Problem statement ::
Go through the listing and copy each line with the string "прямой".

Extracted data ::
# # # #
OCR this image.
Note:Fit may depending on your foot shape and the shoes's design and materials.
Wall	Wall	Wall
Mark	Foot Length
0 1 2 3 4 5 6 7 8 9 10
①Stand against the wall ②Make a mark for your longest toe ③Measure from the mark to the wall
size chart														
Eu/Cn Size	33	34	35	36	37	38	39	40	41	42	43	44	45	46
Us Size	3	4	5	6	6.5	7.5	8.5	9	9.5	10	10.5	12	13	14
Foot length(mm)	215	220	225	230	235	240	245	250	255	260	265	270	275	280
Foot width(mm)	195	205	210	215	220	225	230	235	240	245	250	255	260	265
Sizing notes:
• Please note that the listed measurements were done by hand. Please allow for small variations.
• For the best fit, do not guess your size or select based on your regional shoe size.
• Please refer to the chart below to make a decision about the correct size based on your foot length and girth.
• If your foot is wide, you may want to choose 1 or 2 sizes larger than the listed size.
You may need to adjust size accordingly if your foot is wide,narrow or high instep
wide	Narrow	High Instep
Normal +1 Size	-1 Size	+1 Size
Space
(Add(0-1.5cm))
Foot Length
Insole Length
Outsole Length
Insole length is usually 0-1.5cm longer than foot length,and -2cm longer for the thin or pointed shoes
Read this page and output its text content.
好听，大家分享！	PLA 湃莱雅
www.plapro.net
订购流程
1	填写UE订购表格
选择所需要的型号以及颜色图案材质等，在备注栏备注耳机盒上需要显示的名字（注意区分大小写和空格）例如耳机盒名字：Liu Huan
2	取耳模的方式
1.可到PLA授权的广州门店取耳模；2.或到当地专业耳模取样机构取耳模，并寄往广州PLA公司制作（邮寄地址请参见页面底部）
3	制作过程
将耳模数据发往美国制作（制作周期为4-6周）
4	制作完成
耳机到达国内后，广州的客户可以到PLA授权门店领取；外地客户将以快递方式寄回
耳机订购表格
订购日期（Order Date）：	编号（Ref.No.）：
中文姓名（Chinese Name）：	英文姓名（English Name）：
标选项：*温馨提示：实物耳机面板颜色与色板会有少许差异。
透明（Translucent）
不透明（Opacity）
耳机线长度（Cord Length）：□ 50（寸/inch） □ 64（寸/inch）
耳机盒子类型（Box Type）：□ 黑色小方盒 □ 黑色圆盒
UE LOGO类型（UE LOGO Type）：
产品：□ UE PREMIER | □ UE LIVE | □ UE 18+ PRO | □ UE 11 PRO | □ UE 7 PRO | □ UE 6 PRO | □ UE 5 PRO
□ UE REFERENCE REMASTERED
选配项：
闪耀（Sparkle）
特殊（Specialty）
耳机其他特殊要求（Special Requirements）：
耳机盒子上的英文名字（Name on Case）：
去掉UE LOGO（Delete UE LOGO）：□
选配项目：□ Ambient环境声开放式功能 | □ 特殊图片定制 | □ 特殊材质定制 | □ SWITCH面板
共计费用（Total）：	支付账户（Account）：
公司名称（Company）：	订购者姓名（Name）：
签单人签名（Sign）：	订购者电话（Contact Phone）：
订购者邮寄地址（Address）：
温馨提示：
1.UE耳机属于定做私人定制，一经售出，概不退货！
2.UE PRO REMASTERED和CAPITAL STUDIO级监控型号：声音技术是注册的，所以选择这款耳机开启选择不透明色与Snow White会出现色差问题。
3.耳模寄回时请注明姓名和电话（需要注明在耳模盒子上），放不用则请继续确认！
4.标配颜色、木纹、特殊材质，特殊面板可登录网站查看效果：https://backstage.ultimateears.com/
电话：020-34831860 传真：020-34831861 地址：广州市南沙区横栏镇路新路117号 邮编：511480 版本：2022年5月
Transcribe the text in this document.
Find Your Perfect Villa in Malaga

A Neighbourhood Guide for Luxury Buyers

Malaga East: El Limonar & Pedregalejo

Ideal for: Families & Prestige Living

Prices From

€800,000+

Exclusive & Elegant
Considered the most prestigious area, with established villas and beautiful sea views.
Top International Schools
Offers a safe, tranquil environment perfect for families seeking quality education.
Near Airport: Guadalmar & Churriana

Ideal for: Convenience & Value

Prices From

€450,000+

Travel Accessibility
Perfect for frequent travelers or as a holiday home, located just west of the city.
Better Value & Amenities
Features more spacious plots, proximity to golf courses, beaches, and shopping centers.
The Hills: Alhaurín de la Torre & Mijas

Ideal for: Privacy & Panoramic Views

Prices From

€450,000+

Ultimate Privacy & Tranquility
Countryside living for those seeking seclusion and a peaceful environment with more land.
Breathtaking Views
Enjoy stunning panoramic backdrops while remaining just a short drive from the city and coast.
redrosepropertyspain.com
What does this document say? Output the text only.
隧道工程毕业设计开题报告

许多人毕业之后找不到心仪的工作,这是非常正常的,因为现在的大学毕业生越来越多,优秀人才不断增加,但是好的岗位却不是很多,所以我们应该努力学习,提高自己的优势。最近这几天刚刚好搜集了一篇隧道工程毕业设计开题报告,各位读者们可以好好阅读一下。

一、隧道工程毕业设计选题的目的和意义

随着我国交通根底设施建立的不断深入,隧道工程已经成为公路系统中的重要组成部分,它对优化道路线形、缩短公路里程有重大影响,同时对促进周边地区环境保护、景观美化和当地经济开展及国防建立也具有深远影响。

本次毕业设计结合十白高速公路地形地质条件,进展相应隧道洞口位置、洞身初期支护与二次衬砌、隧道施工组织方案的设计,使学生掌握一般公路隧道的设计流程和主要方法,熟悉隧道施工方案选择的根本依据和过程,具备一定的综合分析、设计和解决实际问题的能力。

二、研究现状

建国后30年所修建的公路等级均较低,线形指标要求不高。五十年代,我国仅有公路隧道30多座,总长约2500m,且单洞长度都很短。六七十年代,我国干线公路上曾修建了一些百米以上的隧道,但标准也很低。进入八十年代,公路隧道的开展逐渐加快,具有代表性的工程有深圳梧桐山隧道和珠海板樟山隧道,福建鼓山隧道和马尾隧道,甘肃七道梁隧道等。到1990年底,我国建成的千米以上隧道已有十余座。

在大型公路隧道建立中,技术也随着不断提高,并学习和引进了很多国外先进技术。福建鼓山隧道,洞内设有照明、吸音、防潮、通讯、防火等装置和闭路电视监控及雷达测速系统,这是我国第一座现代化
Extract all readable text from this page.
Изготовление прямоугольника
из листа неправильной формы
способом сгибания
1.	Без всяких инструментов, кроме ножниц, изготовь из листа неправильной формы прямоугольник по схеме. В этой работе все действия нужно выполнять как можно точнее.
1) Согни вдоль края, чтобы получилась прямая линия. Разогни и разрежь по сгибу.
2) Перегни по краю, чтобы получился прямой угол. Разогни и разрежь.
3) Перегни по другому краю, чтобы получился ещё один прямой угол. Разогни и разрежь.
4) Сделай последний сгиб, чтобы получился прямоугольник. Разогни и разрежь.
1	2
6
# # # #
Final result ::
2) Перегни по краю, чтобы получился прямой угол. Разогни и разрежь.
3) Перегни по другому краю, чтобы получился ещё один прямой угол. Разогни и разрежь.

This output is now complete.